── Input material

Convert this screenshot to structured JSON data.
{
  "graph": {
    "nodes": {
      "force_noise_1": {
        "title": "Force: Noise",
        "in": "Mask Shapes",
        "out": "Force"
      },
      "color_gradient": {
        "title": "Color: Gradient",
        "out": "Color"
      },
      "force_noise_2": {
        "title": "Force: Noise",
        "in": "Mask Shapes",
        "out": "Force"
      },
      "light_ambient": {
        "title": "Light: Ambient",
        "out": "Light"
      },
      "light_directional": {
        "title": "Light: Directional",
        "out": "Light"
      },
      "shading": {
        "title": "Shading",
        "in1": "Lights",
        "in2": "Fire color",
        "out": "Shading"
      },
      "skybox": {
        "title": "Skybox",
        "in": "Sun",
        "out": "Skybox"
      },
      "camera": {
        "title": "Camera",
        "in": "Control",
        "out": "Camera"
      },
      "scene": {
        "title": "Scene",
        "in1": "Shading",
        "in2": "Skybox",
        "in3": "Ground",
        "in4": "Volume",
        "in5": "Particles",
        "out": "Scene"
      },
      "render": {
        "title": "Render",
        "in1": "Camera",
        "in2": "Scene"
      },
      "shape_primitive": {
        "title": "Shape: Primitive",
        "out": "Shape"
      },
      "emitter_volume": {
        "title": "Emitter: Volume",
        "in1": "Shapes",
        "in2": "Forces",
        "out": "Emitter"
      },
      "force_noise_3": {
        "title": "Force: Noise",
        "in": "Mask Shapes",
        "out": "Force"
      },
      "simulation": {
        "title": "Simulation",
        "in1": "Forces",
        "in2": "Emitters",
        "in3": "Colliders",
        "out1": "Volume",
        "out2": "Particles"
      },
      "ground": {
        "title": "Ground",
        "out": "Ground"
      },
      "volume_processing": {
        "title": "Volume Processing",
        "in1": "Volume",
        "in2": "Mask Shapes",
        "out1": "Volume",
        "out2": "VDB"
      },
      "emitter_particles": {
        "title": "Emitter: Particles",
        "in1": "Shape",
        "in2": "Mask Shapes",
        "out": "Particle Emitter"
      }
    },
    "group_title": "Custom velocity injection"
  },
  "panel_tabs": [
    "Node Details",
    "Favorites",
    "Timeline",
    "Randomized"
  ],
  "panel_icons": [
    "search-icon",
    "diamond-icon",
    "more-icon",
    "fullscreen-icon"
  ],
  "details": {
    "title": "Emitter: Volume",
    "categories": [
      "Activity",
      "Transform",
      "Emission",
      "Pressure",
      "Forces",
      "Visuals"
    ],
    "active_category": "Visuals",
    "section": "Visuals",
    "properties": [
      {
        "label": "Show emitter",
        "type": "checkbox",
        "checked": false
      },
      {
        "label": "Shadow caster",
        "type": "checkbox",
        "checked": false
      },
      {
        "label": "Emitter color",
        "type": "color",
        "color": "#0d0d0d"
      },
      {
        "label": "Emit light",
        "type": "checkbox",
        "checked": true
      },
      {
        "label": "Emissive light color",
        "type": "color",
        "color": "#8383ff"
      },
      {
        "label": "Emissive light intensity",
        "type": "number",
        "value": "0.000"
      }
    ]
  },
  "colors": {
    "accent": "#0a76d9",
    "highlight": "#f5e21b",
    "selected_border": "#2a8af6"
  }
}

────

→ Work required
Extract the whole listing, character for character.

→ Task result
Convert this screenshot to structured JSON data.
{
  "graph": {
    "nodes": {
      "force_noise_1": {
        "title": "Force: Noise",
        "in": "Mask Shapes",
        "out": "Force"
      },
      "color_gradient": {
        "title": "Color: Gradient",
        "out": "Color"
      },
      "force_noise_2": {
        "title": "Force: Noise",
        "in": "Mask Shapes",
        "out": "Force"
      },
      "light_ambient": {
        "title": "Light: Ambient",
        "out": "Light"
      },
      "light_directional": {
        "title": "Light: Directional",
        "out": "Light"
      },
      "shading": {
        "title": "Shading",
        "in1": "Lights",
        "in2": "Fire color",
        "out": "Shading"
      },
      "skybox": {
        "title": "Skybox",
        "in": "Sun",
        "out": "Skybox"
      },
      "camera": {
        "title": "Camera",
        "in": "Control",
        "out": "Camera"
      },
      "scene": {
        "title": "Scene",
        "in1": "Shading",
        "in2": "Skybox",
        "in3": "Ground",
        "in4": "Volume",
        "in5": "Particles",
        "out": "Scene"
      },
      "render": {
        "title": "Render",
        "in1": "Camera",
        "in2": "Scene"
      },
      "shape_primitive": {
        "title": "Shape: Primitive",
        "out": "Shape"
      },
      "emitter_volume": {
        "title": "Emitter: Volume",
        "in1": "Shapes",
        "in2": "Forces",
        "out": "Emitter"
      },
      "force_noise_3": {
        "title": "Force: Noise",
        "in": "Mask Shapes",
        "out": "Force"
      },
      "simulation": {
        "title": "Simulation",
        "in1": "Forces",
        "in2": "Emitters",
        "in3": "Colliders",
        "out1": "Volume",
        "out2": "Particles"
      },
      "ground": {
        "title": "Ground",
        "out": "Ground"
      },
      "volume_processing": {
        "title": "Volume Processing",
        "in1": "Volume",
        "in2": "Mask Shapes",
        "out1": "Volume",
        "out2": "VDB"
      },
      "emitter_particles": {
        "title": "Emitter: Particles",
        "in1": "Shape",
        "in2": "Mask Shapes",
        "out": "Particle Emitter"
      }
    },
    "group_title": "Custom velocity injection"
  },
  "panel_tabs": [
    "Node Details",
    "Favorites",
    "Timeline",
    "Randomized"
  ],
  "panel_icons": [
    "search-icon",
    "diamond-icon",
    "more-icon",
    "fullscreen-icon"
  ],
  "details": {
    "title": "Emitter: Volume",
    "categories": [
      "Activity",
      "Transform",
      "Emission",
      "Pressure",
      "Forces",
      "Visuals"
    ],
    "active_category": "Visuals",
    "section": "Visuals",
    "properties": [
      {
        "label": "Show emitter",
        "type": "checkbox",
        "checked": false
      },
      {
        "label": "Shadow caster",
        "type": "checkbox",
        "checked": false
      },
      {
        "label": "Emitter color",
        "type": "color",
        "color": "#0d0d0d"
      },
      {
        "label": "Emit light",
        "type": "checkbox",
        "checked": true
      },
      {
        "label": "Emissive light color",
        "type": "color",
        "color": "#8383ff"
      },
      {
        "label": "Emissive light intensity",
        "type": "number",
        "value": "0.000"
      }
    ]
  },
  "colors": {
    "accent": "#0a76d9",
    "highlight": "#f5e21b",
    "selected_border": "#2a8af6"
  }
}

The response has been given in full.